§ EXERCISE BRIEF
Using the Hendon Greens blog post, decide whether each of these statements agrees with it, giving yes or no and quoting the deciding words of the post. 1. The writer will march with Barnet Green Party. 2. The writer feels enough was done on climate change during the campaign. 3. The writer will set off from Hendon Central at 10:00.

§ DOCUMENT TEXT
......

Welcome to Hendon Greens

Welcome to the blog of the Barnet Green Party's Hendon group. Andrew Newby was Green Party candidate in Hendon constituency in the 2010 general election.

Saturday, November 28, 2015

29/11/15 Why I will be out on the streets of London

Ben here... last year I stood for MP in Hendon.
Here is a piece with few reasons I will be joining tomorrow's People's march for climate justice and jobs.




I did a LOT.  A lot has happened on affordable housing with the local compulsory purchase order number 1 being confirmed with slight amendments following a public inquiry.  But Climate Change is such a big problem, such a mind-blowing international issue that I feel quite strongly that I didn't do enough during the campaign, and I didn't communicate what I had done, on the issue.


I'm marching with my local party, Barnet Green Party, and our banners.  I will be outside Hendon Central from 10, heading off at 10:30.  Give me a buzz on my mobile if you want to travel from Hendon to the demonstration together.

......

§ SUPPLIED DATA

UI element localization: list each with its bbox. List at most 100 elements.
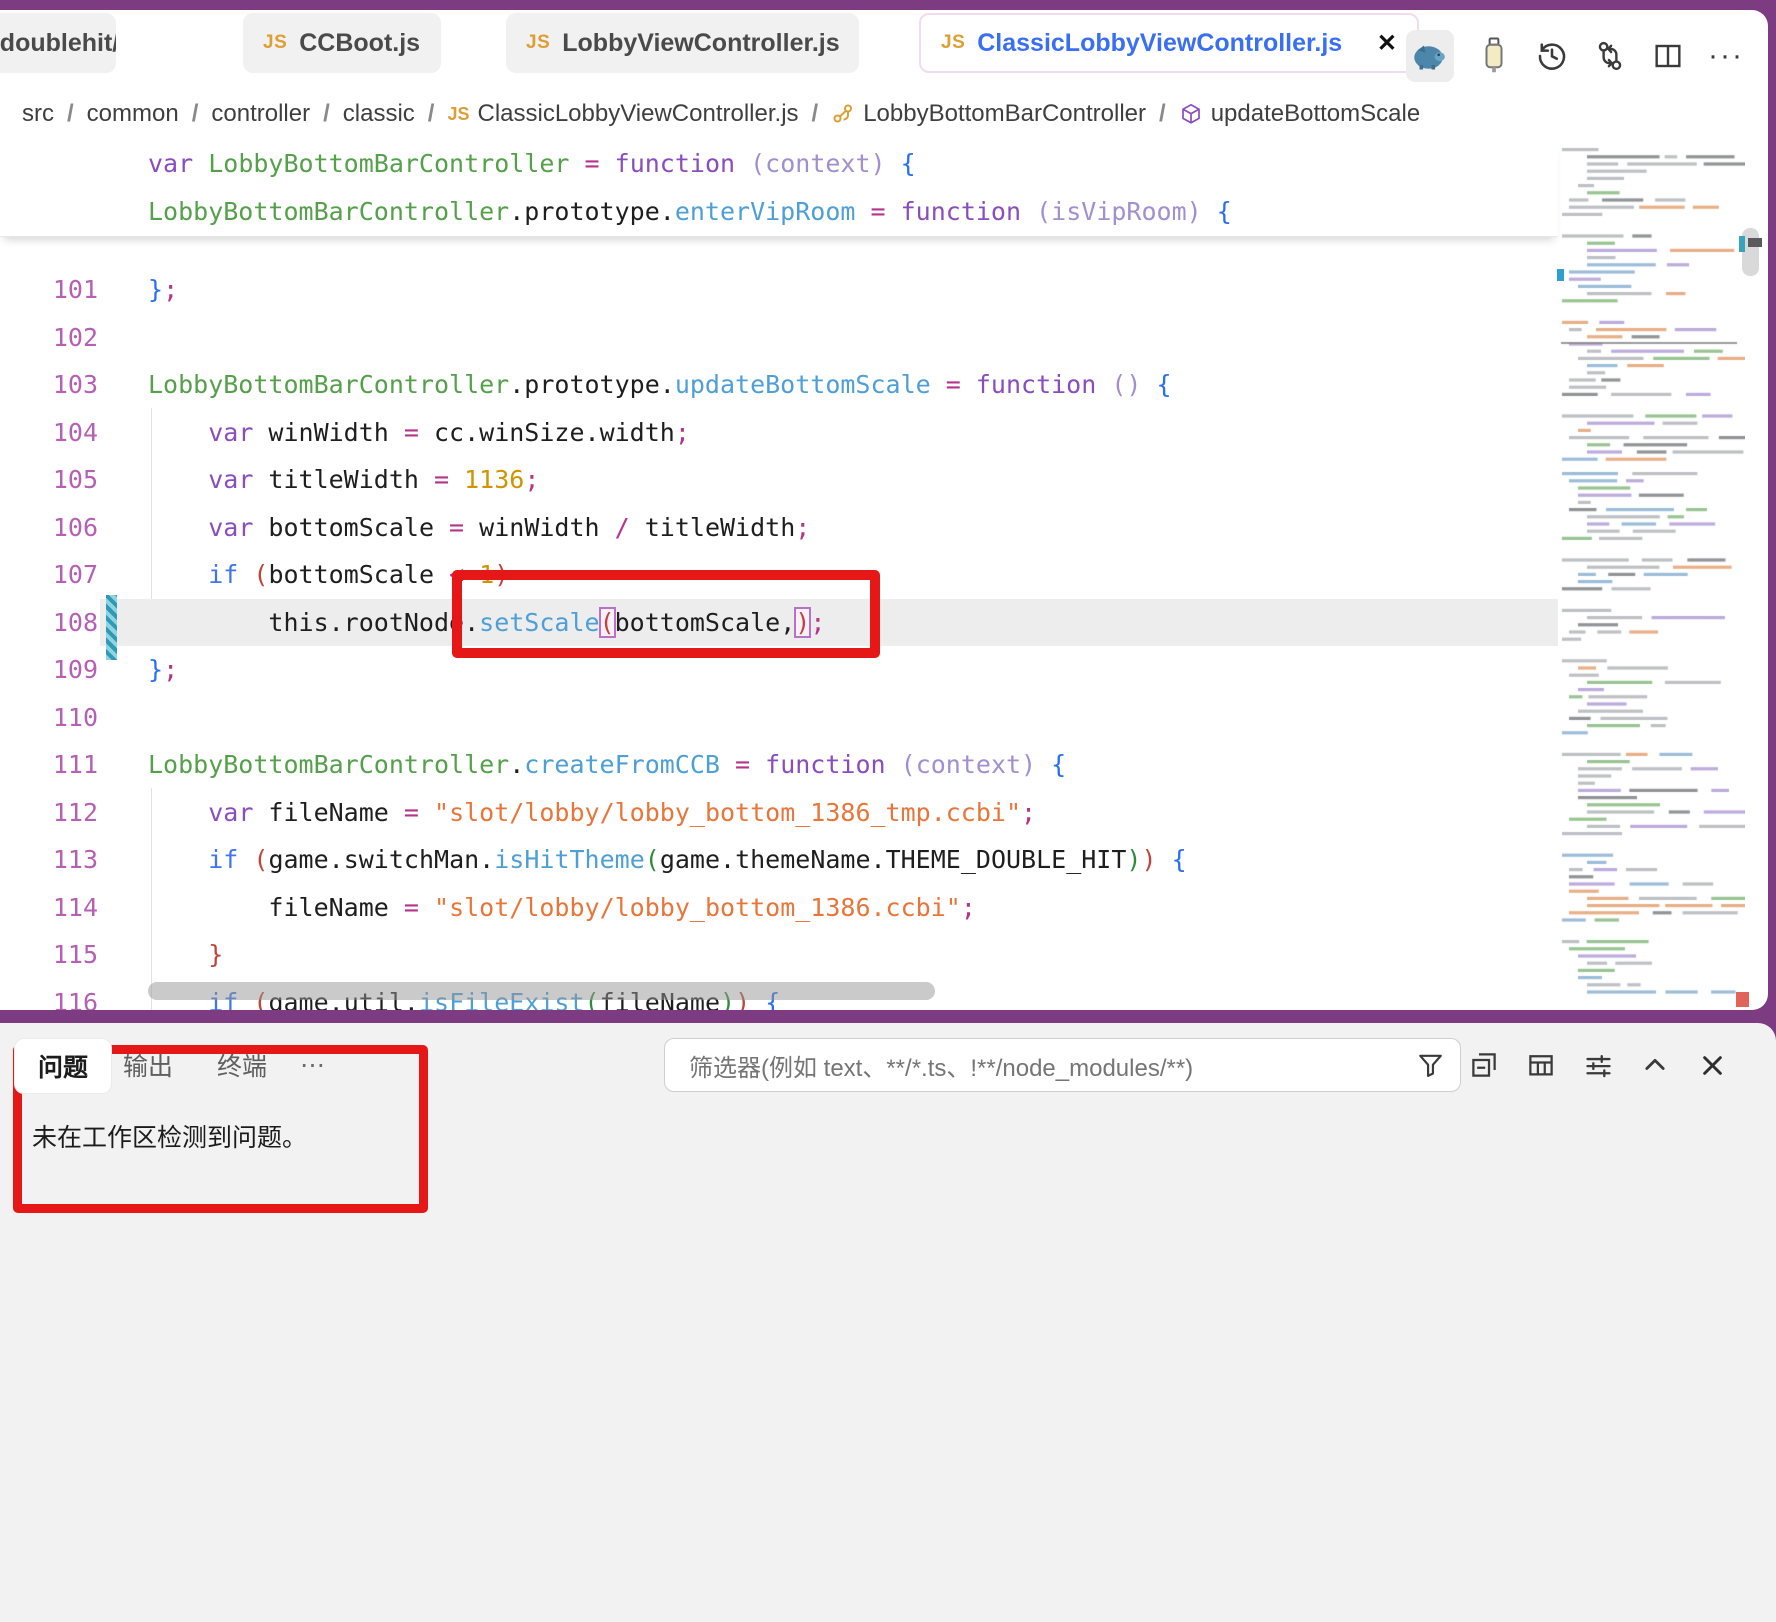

......

§ WRITTEN SOLUTION
1. Yes: "I'm marching with my local party, Barnet Green Party, and our banners."
2. No: "I feel quite strongly that I didn't do enough during the campaign"
3. No: "I will be outside Hendon Central from 10, heading off at 10:30."